DATASET ENTRIES »
^^^^
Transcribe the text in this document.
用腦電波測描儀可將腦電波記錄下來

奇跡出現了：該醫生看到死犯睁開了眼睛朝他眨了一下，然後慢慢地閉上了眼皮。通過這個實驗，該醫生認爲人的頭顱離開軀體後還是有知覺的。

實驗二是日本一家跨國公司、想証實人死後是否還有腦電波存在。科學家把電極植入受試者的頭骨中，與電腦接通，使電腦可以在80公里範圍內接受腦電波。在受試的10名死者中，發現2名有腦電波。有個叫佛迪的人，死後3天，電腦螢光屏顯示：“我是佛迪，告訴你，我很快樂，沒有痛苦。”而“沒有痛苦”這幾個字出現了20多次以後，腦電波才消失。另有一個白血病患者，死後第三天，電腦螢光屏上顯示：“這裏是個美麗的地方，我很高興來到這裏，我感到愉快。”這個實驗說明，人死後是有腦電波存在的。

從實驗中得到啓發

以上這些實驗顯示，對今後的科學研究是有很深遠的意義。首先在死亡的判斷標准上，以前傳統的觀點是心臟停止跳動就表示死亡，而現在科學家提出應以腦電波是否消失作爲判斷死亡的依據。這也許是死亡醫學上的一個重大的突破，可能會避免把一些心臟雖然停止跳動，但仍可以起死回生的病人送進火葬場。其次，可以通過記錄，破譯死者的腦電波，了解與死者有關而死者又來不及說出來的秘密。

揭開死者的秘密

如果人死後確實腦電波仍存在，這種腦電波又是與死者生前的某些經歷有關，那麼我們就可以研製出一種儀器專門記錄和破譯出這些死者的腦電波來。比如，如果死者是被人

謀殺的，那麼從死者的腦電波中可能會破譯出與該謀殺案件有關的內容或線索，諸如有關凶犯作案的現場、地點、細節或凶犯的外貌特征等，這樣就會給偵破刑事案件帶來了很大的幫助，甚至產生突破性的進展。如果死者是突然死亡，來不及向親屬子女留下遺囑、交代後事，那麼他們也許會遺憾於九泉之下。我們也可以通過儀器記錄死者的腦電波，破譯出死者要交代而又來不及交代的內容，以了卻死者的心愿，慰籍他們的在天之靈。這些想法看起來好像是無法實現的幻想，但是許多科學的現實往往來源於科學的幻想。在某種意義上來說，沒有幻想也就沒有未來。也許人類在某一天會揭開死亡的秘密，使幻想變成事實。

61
^^^^
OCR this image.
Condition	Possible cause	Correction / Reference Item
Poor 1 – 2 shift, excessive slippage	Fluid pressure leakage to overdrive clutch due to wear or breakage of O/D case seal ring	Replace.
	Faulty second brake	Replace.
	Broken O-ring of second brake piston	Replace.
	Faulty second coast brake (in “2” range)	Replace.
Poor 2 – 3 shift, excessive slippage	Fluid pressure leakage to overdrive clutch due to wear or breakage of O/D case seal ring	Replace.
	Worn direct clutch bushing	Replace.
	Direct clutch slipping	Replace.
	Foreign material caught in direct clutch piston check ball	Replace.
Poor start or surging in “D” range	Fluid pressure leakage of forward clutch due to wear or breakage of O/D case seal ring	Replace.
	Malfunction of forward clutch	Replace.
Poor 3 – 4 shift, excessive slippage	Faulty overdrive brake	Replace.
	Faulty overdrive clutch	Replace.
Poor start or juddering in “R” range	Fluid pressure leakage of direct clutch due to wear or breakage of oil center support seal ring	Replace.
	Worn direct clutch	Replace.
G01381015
^^^^
JOB » Calculate how many lines of the material include the string "breakage", and state that number by itself.

RESPONSE TO THIS TASK » 4